TASK INSTRUCTIONS —
Copy the data below line for line, with no changes.
··· RECORDS FOR THE EXERCISE
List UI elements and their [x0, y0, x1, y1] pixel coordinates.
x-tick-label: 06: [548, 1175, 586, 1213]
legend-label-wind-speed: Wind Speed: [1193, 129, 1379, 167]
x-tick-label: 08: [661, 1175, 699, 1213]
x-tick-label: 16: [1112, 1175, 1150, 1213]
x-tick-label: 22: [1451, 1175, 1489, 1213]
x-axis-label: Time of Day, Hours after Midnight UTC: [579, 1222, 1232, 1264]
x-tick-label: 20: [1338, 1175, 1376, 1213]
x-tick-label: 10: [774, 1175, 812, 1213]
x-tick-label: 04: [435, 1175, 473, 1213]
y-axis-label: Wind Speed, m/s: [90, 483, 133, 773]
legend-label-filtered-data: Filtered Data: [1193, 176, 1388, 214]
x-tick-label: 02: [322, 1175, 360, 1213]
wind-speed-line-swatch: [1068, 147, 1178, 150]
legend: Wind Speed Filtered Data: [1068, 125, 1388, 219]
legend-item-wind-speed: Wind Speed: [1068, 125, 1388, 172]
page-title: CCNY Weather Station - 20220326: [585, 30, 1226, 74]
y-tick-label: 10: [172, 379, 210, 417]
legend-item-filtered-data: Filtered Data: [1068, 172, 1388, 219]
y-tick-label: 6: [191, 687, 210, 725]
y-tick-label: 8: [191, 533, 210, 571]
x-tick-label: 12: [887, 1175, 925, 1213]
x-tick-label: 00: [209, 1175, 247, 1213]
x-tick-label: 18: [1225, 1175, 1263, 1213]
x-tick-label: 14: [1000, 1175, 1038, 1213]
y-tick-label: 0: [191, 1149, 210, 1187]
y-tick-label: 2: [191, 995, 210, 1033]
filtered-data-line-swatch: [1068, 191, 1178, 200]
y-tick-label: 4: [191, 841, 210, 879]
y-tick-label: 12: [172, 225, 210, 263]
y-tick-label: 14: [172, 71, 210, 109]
······
EXERCISE RESPONSE —
List UI elements and their [x0, y0, x1, y1] pixel coordinates.
x-tick-label: 06: [548, 1175, 586, 1213]
legend-label-wind-speed: Wind Speed: [1193, 129, 1379, 167]
x-tick-label: 08: [661, 1175, 699, 1213]
x-tick-label: 16: [1112, 1175, 1150, 1213]
x-tick-label: 22: [1451, 1175, 1489, 1213]
x-axis-label: Time of Day, Hours after Midnight UTC: [579, 1222, 1232, 1264]
x-tick-label: 20: [1338, 1175, 1376, 1213]
x-tick-label: 10: [774, 1175, 812, 1213]
x-tick-label: 04: [435, 1175, 473, 1213]
y-axis-label: Wind Speed, m/s: [90, 483, 133, 773]
legend-label-filtered-data: Filtered Data: [1193, 176, 1388, 214]
x-tick-label: 02: [322, 1175, 360, 1213]
wind-speed-line-swatch: [1068, 147, 1178, 150]
legend: Wind Speed Filtered Data: [1068, 125, 1388, 219]
legend-item-wind-speed: Wind Speed: [1068, 125, 1388, 172]
page-title: CCNY Weather Station - 20220326: [585, 30, 1226, 74]
y-tick-label: 10: [172, 379, 210, 417]
legend-item-filtered-data: Filtered Data: [1068, 172, 1388, 219]
y-tick-label: 6: [191, 687, 210, 725]
y-tick-label: 8: [191, 533, 210, 571]
x-tick-label: 12: [887, 1175, 925, 1213]
x-tick-label: 00: [209, 1175, 247, 1213]
x-tick-label: 18: [1225, 1175, 1263, 1213]
x-tick-label: 14: [1000, 1175, 1038, 1213]
y-tick-label: 0: [191, 1149, 210, 1187]
y-tick-label: 2: [191, 995, 210, 1033]
filtered-data-line-swatch: [1068, 191, 1178, 200]
y-tick-label: 4: [191, 841, 210, 879]
y-tick-label: 12: [172, 225, 210, 263]
y-tick-label: 14: [172, 71, 210, 109]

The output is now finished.